→ Texto proporcionado:
Una experiencia perturbadora
vivida por las primeras comunidades cristianas fue, sin duda, la que aquí
apunta el evangelio de Mateo: la presencia de los falsos profetas o maestros que
aparecen como pacíficos e indefensos pero destruyen la comunidad. San Pedro
habla de falsos maestros, que introducen encubiertamente herejías destructoras
(2Pe 2,1-2). San Pablo alerta a los
cristianos de Roma para que se fijen en los que causan divisiones y tropiezos
en contra del mensaje cristiano y para que se aparten de ellos (Rom 16,17).
Entre estos falsos profetas y maestros,
los que mayor preocupación le causaron al Apóstol fueron los judaizantes, que
actuaban para ser vistos como fieles a ley de Dios (Gal 6, 12-17), pero en realidad eran una levadura malsana (Gal 5,7-12) que le quitaba a la cruz de
Cristo su valor redentor.
Junto a ellos ponía también Pablo
a aquellos que, con su vida licenciosa, no pensaban más que en las cosas de la
tierra y propagaban malas costumbres (Fil
3, 18-9). Todos ellos son los “asalariados” de la parábola del Buen Pastor
en el evangelio de Juan (Jn 10,12) y
los “lobos rapaces” a los que alude Pablo en su despedida de Mileto: Yo sé
que, después de mi partida, se introducirán entre ustedes lobos rapaces
que no perdonarán el rebaño; y también entre ustedes mismos se levantarán
hombres que hablarán cosas perversas para arrastrar a los discípulos detrás de
sí (Hech 20,29).
Esta experiencia, que subyace al texto
que comentamos, no es cosa del pasado. Apunta a todos aquellos que seducen al
pueblo con apariencias de bien y de verdad, pero persiguiendo fines
interesados. No sólo son gentes que predican falsas doctrinas, sino que se
atribuyen la función de maestros inspirados por Dios o sabios conocedores de
las cosas espirituales, pero que no lo son en realidad. Su disfraz en piel de
oveja significa que se presentan como inofensivos miembros del “rebaño” y hacen
mucho daño a los desprevenidos.

→ Detalles del ejercicio: Prosiga el texto sobre los falsos profetas a partir de su última oración.

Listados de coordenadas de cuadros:
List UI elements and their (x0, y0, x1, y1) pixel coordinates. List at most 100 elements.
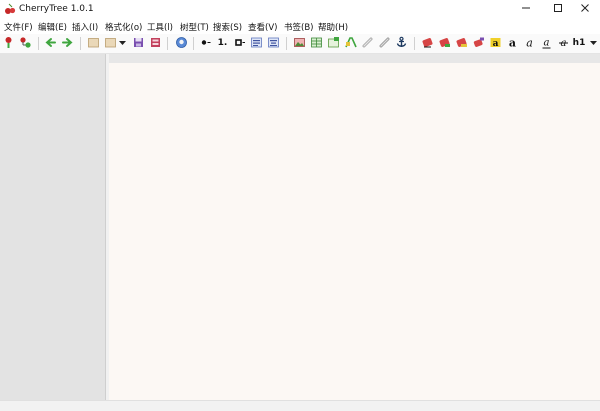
go-forward-button[interactable] (61, 37, 74, 50)
title-bar: CherryTree 1.0.1 (0, 0, 600, 18)
find-in-nodes-icon (175, 36, 188, 52)
toolbar-separator (167, 37, 168, 50)
toggle-panel-button[interactable] (250, 37, 263, 50)
bold-icon: a (506, 36, 519, 52)
tree-panel[interactable] (0, 54, 106, 400)
add-node-icon (2, 36, 15, 52)
menu-tree[interactable]: 树型(T) (180, 21, 209, 33)
toggle-panel-icon (250, 36, 263, 52)
clear-format-icon (455, 36, 468, 52)
svg-text:a: a (509, 36, 516, 49)
new-file-icon (87, 36, 100, 52)
heading-1-button[interactable]: h1 (572, 37, 586, 50)
toolbar-separator (38, 37, 39, 50)
subscript-icon (472, 36, 485, 52)
export-button[interactable] (149, 37, 162, 50)
go-back-icon (44, 36, 57, 52)
highlight-icon: a (489, 36, 502, 52)
menu-view[interactable]: 查看(V) (248, 21, 277, 33)
subscript-button[interactable] (472, 37, 485, 50)
text-color-button[interactable] (421, 37, 434, 50)
menu-help[interactable]: 帮助(H) (318, 21, 348, 33)
find-in-nodes-button[interactable] (175, 36, 188, 52)
recent-files-dropdown-icon (118, 36, 127, 52)
toolbar: 1. a a a a h1 (0, 34, 600, 54)
todo-list-button[interactable] (233, 37, 246, 50)
minimize-icon (521, 3, 531, 16)
recent-files-dropdown[interactable] (118, 37, 127, 50)
numbered-list-icon: 1. (217, 38, 228, 48)
strikethrough-icon: a (557, 36, 570, 52)
svg-text:a: a (526, 36, 533, 49)
export-icon (149, 36, 162, 52)
numbered-list-button[interactable]: 1. (216, 37, 229, 50)
underline-button[interactable]: a (540, 37, 553, 50)
italic-icon: a (523, 36, 536, 52)
insert-image-button[interactable] (293, 37, 306, 50)
italic-button[interactable]: a (523, 36, 536, 52)
add-node-button[interactable] (2, 36, 15, 52)
text-editor[interactable] (109, 63, 600, 400)
editor-header-strip (109, 54, 600, 63)
new-file-button[interactable] (87, 37, 100, 50)
insert-special-char-icon (344, 36, 357, 52)
menu-file[interactable]: 文件(F) (4, 21, 33, 33)
open-file-button[interactable] (104, 37, 117, 50)
menu-edit[interactable]: 编辑(E) (38, 21, 67, 33)
insert-link-button[interactable] (361, 37, 374, 50)
close-icon (580, 3, 590, 16)
text-color-icon (421, 36, 434, 52)
menu-bookmarks[interactable]: 书签(B) (284, 21, 313, 33)
close-button[interactable] (568, 0, 600, 18)
more-dropdown-icon (589, 36, 598, 52)
save-button[interactable] (132, 37, 145, 50)
menu-tools[interactable]: 工具(l) (147, 21, 173, 33)
status-bar (0, 400, 600, 411)
insert-table-button[interactable] (310, 37, 323, 50)
toolbar-separator (414, 37, 415, 50)
bold-button[interactable]: a (506, 36, 519, 52)
go-back-button[interactable] (44, 37, 57, 50)
toolbar-separator (286, 37, 287, 50)
background-color-button[interactable] (438, 37, 451, 50)
toolbar-separator (80, 37, 81, 50)
background-color-icon (438, 36, 451, 52)
insert-image-icon (293, 36, 306, 52)
insert-table-icon (310, 36, 323, 52)
open-file-icon (104, 36, 117, 52)
menu-search[interactable]: 搜索(S) (213, 21, 242, 33)
maximize-icon (553, 3, 563, 16)
add-subnode-button[interactable] (19, 36, 32, 52)
insert-codebox-icon (327, 36, 340, 52)
heading-1-icon: h1 (572, 38, 586, 48)
go-forward-icon (61, 36, 74, 52)
insert-link-icon (361, 36, 374, 52)
insert-anchor-icon (395, 36, 408, 52)
minimize-button[interactable] (509, 0, 543, 18)
more-dropdown[interactable] (589, 37, 598, 50)
highlight-button[interactable]: a (489, 37, 502, 50)
insert-anchor-button[interactable] (395, 36, 408, 52)
save-icon (132, 36, 145, 52)
bulleted-list-icon (199, 36, 212, 52)
add-subnode-icon (19, 36, 32, 52)
menu-format[interactable]: 格式化(o) (105, 21, 142, 33)
link-node-icon (378, 36, 391, 52)
menu-insert[interactable]: 插入(I) (72, 21, 98, 33)
bulleted-list-button[interactable] (199, 37, 212, 50)
link-node-button[interactable] (378, 37, 391, 50)
cherry-icon (4, 3, 16, 15)
toolbar-separator (193, 37, 194, 50)
menu-bar: 文件(F) 编辑(E) 插入(I) 格式化(o) 工具(l) 树型(T) 搜索(… (0, 18, 600, 34)
clear-format-button[interactable] (455, 37, 468, 50)
insert-codebox-button[interactable] (327, 36, 340, 52)
align-button[interactable] (267, 37, 280, 50)
insert-special-char-button[interactable] (344, 36, 357, 52)
todo-list-icon (233, 36, 246, 52)
window-title: CherryTree 1.0.1 (19, 4, 94, 14)
align-icon (267, 36, 280, 52)
svg-text:a: a (544, 37, 550, 48)
strikethrough-button[interactable]: a (557, 37, 570, 50)
underline-icon: a (540, 36, 553, 52)
svg-text:a: a (493, 39, 499, 49)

→ Respuesta del ejercicio:
Mateo da a la comunidad una norma
para poder reconocer a estos falsos profetas y maestros: saber discernir lo
bueno y lo malo en lo que proponen. Es la primera regla del discernimiento
espiritual: al árbol se le conoce por sus frutos. Todo árbol bueno da frutos buenos; pero el árbol malo da frutos malos. Sus
palabras y su modo de comportarse pueden parecer acertados y correctos, son su
disfraz. Pero su verdadero ser, en contradicción con la voluntad de Dios, no
puede quedar oculto a pesar de todas sus apariencias externas. Descubrir a
dónde pretenden llevar a la comunidad es la finalidad del discernimiento. Hermanos queridos, no crean a cualquiera que
pretenda poseer el Espíritu. Hagan más bien un discernimiento para ver si
pertenece a Dios (1Jn 4,1).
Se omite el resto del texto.